● **TASK DETAILS**
Look through the material below. Copy each line that contains the string "this".

----------------------------------------

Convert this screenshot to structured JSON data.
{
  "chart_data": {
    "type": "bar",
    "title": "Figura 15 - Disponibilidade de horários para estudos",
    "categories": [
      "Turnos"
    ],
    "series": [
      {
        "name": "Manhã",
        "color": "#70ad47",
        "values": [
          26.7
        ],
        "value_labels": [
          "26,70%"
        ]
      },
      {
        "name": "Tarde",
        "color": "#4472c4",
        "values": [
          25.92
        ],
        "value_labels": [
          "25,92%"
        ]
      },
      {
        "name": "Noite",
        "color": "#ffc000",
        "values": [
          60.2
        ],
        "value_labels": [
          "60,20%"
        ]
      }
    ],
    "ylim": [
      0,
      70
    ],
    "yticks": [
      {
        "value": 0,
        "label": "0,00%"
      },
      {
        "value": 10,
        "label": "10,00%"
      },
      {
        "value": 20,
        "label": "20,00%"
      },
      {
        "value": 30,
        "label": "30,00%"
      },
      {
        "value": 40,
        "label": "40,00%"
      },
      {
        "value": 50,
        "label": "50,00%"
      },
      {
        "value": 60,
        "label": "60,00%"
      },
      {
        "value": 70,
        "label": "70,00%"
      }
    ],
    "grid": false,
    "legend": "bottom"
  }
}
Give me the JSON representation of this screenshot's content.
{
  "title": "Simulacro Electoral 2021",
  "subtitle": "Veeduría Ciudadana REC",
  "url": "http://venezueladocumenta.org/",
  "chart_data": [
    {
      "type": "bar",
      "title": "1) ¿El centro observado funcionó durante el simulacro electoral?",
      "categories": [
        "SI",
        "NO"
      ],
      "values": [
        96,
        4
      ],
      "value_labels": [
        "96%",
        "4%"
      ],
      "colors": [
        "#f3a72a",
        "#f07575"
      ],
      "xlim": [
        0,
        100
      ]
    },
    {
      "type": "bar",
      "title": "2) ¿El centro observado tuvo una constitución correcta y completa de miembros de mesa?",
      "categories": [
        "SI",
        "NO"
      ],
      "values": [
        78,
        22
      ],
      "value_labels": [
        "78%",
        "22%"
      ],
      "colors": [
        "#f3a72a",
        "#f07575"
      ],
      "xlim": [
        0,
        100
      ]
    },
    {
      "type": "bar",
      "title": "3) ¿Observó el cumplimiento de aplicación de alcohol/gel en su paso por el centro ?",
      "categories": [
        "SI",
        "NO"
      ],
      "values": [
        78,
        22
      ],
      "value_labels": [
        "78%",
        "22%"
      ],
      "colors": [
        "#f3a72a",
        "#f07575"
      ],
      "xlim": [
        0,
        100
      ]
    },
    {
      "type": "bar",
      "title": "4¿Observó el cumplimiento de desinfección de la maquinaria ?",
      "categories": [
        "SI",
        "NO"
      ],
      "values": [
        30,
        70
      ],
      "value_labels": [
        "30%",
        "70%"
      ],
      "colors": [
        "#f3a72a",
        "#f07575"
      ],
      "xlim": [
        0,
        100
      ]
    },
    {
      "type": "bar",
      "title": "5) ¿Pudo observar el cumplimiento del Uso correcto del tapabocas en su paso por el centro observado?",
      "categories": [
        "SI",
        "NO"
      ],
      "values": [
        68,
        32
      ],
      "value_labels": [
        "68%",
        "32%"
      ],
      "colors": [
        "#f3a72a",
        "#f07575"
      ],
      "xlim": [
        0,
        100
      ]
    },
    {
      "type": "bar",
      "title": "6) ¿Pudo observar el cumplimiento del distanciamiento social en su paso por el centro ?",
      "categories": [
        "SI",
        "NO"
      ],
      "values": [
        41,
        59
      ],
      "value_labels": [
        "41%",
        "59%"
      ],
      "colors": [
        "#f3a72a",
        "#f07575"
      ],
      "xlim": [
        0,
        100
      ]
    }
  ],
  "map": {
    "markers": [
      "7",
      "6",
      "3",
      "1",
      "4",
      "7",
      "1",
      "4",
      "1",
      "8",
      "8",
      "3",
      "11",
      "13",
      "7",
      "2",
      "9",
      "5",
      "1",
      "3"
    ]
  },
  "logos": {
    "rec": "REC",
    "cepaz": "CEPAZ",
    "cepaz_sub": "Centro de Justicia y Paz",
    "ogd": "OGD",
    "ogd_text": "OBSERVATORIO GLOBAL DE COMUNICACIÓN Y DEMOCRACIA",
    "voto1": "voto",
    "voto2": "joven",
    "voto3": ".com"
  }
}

----------------------------------------

● **TASK OUTPUT**
Convert this screenshot to structured JSON data.
Give me the JSON representation of this screenshot's content.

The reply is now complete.